[EXERCISE DATA — start]

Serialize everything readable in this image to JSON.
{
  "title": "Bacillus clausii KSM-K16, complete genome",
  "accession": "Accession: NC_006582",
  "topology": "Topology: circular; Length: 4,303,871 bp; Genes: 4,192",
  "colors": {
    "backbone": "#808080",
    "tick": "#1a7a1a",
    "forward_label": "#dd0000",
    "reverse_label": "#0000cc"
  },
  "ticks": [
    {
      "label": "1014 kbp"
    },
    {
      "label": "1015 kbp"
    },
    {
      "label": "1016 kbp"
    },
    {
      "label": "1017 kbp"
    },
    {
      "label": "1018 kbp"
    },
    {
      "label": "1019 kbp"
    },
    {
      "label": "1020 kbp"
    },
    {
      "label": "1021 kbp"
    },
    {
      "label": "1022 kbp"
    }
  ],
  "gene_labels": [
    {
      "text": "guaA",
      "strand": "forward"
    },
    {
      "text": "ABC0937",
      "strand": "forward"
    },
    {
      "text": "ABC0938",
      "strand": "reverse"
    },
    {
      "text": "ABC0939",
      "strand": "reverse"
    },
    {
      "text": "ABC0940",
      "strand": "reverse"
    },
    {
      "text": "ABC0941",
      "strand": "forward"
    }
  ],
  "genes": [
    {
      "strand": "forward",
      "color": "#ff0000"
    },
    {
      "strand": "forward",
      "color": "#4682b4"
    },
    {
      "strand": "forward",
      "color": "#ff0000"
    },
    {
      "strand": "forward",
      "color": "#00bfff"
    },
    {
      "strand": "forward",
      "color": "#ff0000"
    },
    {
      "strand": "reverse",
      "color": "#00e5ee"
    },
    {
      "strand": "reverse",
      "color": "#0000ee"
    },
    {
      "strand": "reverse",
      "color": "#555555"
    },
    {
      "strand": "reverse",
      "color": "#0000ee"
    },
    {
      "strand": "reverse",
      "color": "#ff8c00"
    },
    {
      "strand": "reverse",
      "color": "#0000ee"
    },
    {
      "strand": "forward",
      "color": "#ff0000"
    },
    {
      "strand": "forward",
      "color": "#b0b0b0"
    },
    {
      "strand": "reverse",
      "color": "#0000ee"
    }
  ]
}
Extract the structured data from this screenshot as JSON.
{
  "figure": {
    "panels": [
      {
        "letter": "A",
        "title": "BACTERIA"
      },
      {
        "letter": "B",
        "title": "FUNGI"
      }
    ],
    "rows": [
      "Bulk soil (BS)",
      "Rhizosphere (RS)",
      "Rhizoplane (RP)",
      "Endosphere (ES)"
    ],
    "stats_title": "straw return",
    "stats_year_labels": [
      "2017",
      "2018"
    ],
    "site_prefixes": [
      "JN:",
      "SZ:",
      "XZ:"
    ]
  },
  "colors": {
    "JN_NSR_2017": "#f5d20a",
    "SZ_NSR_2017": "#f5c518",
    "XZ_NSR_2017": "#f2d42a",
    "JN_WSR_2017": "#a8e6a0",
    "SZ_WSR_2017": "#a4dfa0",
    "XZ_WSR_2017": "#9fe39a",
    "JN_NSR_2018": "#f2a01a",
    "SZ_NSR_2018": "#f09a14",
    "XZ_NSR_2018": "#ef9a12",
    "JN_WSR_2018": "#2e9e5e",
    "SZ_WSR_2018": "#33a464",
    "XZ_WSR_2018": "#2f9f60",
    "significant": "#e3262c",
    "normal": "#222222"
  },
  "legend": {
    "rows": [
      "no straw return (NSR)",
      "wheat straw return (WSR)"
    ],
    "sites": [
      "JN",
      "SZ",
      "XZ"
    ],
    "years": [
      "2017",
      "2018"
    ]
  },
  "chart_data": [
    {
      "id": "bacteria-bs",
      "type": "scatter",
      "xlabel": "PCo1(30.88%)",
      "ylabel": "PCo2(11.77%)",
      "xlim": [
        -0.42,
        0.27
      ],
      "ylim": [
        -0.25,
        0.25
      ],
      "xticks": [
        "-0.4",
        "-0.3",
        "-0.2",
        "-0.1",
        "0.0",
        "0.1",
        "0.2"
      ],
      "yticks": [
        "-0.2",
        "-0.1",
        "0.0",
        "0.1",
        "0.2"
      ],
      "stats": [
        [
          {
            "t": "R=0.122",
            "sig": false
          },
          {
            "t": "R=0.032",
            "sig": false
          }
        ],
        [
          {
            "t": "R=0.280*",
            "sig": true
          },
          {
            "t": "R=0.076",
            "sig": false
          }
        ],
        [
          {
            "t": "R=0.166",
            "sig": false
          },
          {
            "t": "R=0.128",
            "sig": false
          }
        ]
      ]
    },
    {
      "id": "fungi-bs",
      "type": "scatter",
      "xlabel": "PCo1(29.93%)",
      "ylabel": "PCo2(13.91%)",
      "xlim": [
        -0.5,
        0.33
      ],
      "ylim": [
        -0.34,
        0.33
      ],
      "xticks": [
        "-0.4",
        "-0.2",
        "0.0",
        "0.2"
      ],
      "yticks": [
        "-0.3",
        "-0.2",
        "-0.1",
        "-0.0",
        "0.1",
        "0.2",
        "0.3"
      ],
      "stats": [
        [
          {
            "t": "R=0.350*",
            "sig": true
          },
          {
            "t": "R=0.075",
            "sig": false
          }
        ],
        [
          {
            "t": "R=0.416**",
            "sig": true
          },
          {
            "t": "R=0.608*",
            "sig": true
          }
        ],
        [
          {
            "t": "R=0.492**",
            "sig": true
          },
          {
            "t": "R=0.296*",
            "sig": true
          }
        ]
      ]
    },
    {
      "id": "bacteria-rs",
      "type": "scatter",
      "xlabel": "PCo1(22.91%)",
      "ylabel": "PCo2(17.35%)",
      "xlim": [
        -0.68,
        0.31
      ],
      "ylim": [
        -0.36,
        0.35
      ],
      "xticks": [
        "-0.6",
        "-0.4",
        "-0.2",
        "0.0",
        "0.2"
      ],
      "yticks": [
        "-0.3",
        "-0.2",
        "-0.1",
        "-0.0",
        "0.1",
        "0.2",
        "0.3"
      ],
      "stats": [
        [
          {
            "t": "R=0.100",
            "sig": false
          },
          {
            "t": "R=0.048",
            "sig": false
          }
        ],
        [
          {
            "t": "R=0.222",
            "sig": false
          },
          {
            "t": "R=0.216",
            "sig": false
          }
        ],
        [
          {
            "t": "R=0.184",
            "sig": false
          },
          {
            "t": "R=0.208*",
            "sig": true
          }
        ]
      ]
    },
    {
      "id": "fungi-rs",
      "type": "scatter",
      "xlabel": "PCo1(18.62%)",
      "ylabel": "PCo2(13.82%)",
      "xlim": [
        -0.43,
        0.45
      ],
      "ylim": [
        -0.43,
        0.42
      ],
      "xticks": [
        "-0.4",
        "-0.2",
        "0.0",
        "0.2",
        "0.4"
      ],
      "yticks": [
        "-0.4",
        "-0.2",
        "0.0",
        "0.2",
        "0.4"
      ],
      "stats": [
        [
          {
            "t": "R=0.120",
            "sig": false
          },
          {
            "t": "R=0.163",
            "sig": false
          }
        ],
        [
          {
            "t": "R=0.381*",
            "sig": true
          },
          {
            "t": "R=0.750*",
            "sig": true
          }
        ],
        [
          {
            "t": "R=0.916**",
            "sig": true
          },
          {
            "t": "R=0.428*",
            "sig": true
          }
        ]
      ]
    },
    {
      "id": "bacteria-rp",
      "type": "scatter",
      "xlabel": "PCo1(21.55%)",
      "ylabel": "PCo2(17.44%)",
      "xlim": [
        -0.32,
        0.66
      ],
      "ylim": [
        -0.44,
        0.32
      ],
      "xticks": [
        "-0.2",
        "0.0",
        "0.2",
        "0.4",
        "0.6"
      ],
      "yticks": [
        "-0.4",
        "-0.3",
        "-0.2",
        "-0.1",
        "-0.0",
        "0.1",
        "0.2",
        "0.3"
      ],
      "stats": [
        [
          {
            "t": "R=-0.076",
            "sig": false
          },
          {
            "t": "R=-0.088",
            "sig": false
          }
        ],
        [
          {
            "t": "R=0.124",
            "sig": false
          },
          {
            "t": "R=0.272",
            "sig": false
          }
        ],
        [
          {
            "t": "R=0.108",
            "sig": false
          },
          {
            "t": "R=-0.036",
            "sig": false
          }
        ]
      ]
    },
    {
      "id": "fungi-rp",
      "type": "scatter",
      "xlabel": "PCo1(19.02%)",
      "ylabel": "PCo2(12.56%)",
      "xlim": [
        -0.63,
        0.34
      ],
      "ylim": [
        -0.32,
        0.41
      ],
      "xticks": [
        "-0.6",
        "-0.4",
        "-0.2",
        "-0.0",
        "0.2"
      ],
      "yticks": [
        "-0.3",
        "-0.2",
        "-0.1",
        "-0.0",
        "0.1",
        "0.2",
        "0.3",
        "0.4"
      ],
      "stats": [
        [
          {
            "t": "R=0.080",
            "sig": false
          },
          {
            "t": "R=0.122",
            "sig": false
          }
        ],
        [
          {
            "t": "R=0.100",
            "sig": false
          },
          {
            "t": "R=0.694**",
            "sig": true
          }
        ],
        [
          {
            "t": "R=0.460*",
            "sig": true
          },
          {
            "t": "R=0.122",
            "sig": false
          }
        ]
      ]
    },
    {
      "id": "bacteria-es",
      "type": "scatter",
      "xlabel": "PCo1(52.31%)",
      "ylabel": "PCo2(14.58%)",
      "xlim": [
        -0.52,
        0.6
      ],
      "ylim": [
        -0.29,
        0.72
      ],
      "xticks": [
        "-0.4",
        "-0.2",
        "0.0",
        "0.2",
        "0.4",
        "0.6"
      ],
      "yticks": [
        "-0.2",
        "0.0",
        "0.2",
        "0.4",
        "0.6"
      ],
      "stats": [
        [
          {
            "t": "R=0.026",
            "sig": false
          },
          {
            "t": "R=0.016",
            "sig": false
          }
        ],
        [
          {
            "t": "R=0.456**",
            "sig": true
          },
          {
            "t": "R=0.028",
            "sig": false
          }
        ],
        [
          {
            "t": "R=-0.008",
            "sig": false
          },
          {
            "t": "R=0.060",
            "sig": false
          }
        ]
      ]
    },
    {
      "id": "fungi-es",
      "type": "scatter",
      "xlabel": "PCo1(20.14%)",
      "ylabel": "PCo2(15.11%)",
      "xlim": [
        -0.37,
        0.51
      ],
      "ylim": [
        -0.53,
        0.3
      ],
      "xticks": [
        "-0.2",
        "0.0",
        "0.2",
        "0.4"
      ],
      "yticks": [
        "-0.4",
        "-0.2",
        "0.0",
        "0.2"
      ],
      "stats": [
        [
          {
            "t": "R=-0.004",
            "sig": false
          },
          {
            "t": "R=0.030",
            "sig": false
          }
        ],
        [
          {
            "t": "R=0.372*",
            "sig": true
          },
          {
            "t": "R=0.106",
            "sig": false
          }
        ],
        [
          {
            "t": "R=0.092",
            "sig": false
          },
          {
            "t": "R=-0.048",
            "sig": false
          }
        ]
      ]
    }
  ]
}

[EXERCISE DATA — finish]

▶ EXERCISE DIRECTIONS
Please return every line from the material above where the string "ylabel" occurs.

▶ YOUR RESPONSE
      "ylabel": "PCo2(11.77%)",
      "ylabel": "PCo2(13.91%)",
      "ylabel": "PCo2(17.35%)",
      "ylabel": "PCo2(13.82%)",
      "ylabel": "PCo2(17.44%)",
      "ylabel": "PCo2(12.56%)",
      "ylabel": "PCo2(14.58%)",
      "ylabel": "PCo2(15.11%)",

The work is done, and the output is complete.